THE PROBLEM: Lines holding the string "system" are the ones to copy; find them all in the data.

▬▬▬▬▬▬

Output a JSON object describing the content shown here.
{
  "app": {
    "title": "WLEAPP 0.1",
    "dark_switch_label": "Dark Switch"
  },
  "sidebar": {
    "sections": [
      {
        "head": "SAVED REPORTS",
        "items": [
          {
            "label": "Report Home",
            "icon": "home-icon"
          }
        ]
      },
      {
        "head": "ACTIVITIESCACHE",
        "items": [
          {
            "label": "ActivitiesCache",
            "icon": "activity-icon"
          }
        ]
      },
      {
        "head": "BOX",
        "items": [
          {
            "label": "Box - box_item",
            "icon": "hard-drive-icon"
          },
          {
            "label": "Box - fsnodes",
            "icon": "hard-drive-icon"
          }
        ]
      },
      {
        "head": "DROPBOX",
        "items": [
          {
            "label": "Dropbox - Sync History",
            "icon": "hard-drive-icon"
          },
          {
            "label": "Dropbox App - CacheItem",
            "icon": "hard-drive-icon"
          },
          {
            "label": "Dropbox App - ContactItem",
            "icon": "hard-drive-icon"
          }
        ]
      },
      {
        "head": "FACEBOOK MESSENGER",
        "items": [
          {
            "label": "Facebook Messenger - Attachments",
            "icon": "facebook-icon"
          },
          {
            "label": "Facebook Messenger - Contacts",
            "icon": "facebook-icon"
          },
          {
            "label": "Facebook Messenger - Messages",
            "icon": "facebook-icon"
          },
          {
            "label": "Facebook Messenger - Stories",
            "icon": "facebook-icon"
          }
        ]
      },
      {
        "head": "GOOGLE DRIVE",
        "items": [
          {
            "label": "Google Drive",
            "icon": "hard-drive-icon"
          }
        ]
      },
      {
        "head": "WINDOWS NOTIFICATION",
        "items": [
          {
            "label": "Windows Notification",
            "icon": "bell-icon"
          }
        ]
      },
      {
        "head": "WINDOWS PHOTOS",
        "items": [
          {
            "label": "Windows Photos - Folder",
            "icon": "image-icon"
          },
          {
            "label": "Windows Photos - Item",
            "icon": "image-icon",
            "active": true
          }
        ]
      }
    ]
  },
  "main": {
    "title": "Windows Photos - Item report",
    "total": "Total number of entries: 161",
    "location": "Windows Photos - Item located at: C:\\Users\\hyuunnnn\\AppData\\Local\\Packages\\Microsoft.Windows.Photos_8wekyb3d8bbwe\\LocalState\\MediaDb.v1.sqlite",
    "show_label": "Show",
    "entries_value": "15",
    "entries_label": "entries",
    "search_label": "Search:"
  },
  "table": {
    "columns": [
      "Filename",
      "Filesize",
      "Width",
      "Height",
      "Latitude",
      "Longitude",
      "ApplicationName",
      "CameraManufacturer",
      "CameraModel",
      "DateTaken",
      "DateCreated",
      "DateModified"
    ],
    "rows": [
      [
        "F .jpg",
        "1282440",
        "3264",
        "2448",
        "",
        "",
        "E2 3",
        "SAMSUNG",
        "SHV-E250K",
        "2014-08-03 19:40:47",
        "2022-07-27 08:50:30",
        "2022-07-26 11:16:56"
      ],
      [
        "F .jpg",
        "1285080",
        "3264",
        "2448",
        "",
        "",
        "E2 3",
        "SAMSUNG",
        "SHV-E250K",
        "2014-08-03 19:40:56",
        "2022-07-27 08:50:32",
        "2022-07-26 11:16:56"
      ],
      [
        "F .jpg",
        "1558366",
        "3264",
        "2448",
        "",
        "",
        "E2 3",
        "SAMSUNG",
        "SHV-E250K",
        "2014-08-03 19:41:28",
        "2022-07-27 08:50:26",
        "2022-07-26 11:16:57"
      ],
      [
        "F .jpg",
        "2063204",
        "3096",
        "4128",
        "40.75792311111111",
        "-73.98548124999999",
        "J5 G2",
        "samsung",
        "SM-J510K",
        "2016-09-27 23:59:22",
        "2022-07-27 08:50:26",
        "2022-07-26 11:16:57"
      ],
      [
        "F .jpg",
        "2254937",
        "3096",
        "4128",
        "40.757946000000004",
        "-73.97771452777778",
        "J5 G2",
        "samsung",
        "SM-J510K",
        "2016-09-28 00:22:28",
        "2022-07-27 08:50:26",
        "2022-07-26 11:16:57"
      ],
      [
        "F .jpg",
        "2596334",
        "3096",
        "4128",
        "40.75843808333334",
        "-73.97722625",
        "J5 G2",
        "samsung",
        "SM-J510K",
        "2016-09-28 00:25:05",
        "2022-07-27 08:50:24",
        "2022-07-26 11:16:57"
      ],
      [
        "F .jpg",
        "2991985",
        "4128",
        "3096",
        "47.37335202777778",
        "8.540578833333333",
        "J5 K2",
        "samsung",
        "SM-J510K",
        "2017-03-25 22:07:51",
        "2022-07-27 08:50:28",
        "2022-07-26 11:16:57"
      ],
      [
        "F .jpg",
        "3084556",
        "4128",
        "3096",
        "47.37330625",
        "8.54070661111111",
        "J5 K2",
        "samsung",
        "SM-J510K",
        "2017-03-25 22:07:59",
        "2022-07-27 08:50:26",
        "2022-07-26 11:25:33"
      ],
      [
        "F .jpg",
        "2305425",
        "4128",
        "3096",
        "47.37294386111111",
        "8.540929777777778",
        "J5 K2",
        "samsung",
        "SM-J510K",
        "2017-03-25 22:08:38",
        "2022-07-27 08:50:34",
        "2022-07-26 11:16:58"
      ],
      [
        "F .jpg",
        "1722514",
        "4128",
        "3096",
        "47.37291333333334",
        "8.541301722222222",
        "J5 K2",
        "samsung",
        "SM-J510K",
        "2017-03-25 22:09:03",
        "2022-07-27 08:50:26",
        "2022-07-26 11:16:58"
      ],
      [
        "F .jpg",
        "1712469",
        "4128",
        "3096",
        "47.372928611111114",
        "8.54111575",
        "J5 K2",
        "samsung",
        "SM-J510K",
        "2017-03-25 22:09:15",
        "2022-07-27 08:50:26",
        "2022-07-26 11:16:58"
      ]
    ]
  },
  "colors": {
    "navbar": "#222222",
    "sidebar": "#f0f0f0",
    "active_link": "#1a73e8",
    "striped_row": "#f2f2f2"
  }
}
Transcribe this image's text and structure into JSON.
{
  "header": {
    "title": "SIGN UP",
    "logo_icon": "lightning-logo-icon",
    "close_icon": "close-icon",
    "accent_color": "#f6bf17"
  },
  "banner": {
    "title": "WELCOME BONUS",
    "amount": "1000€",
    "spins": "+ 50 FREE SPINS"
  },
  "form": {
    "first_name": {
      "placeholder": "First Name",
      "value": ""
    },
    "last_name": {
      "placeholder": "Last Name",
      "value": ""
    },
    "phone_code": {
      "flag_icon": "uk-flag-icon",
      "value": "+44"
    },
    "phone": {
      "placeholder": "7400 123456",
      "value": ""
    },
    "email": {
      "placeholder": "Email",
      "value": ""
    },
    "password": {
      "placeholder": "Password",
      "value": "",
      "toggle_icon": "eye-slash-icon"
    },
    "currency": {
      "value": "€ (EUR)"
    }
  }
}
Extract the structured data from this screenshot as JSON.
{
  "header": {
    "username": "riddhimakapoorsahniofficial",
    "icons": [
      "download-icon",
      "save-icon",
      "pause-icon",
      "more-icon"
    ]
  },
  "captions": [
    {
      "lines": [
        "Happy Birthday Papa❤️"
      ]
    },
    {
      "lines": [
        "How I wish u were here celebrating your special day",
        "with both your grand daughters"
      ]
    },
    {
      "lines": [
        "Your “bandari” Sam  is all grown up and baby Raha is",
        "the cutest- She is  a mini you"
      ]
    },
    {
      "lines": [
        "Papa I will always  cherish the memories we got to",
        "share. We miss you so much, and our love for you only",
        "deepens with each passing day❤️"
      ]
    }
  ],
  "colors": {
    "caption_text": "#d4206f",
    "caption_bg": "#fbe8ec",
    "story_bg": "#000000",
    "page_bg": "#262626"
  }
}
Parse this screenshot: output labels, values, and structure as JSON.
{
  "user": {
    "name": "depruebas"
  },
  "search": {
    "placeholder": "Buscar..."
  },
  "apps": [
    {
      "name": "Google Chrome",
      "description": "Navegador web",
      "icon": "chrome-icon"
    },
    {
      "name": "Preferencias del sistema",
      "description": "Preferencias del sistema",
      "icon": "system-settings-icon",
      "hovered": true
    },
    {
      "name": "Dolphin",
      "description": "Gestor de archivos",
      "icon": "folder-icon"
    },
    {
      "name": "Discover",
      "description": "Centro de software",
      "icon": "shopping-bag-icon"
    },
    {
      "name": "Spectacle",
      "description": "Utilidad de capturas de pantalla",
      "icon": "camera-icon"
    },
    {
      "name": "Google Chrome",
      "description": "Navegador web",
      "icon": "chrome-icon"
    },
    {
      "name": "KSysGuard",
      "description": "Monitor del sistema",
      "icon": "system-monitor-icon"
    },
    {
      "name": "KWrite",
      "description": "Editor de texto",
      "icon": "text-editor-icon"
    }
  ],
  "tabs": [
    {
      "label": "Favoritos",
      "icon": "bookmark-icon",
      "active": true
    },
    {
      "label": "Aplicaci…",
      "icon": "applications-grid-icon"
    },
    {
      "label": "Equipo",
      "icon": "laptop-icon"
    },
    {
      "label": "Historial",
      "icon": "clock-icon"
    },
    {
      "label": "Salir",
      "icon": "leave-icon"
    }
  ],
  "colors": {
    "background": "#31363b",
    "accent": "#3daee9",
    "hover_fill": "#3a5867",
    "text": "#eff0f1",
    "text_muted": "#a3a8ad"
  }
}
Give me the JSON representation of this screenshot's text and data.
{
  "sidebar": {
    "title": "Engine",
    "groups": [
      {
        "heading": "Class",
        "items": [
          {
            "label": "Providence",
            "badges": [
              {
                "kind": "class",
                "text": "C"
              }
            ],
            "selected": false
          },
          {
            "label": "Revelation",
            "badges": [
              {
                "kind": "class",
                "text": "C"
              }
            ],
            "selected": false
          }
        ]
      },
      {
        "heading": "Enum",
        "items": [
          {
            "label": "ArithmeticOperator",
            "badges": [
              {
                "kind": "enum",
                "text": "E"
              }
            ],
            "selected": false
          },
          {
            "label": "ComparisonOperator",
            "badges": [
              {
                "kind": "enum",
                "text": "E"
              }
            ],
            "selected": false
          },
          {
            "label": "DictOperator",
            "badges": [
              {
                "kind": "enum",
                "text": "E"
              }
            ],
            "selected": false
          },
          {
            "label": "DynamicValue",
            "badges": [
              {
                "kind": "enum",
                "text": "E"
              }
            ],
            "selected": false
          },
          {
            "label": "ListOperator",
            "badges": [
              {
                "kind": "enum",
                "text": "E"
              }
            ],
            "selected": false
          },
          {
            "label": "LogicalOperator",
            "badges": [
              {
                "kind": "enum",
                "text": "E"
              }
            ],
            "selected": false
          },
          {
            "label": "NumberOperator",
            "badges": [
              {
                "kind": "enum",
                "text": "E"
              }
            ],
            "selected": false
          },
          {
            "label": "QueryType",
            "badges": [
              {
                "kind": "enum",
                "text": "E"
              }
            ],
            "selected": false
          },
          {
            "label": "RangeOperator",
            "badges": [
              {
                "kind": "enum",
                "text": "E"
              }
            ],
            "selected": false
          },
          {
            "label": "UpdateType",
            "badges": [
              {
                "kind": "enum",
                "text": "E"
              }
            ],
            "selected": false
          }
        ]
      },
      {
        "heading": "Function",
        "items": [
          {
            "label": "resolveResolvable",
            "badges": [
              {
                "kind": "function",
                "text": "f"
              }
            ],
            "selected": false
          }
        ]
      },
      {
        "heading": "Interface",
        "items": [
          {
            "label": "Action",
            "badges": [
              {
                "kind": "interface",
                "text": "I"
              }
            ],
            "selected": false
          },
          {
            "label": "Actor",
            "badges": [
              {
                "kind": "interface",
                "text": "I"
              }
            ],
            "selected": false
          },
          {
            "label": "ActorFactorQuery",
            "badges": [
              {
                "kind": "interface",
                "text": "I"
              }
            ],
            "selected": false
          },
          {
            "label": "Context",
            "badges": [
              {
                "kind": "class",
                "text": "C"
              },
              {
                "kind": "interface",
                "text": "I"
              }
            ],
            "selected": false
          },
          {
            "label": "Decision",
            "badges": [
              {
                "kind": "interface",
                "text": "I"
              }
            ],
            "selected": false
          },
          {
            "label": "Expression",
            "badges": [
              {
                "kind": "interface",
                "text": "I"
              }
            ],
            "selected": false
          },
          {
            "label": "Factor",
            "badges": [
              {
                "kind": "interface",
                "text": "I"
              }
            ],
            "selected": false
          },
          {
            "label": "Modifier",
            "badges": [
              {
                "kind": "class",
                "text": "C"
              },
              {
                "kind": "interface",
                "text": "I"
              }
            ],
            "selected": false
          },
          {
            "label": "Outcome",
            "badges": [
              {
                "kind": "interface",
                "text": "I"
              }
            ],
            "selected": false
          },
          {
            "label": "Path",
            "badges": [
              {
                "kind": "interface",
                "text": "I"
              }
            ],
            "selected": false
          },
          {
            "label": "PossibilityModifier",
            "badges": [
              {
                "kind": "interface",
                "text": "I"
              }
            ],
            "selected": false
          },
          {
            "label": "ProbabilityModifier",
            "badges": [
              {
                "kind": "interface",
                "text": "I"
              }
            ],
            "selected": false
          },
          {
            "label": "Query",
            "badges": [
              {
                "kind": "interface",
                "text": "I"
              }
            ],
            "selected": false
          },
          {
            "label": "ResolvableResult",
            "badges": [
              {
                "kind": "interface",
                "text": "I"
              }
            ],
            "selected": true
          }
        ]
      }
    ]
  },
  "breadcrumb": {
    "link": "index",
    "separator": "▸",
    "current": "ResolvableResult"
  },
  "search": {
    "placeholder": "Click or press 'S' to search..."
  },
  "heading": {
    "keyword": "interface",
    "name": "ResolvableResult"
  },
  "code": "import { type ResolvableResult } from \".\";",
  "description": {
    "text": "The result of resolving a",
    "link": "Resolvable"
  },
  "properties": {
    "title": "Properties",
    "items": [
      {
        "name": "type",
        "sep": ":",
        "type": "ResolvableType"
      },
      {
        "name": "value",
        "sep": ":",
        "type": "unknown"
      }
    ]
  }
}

▬▬▬▬▬▬

FINISHED EXERCISE:
      "icon": "system-settings-icon",
      "icon": "system-monitor-icon"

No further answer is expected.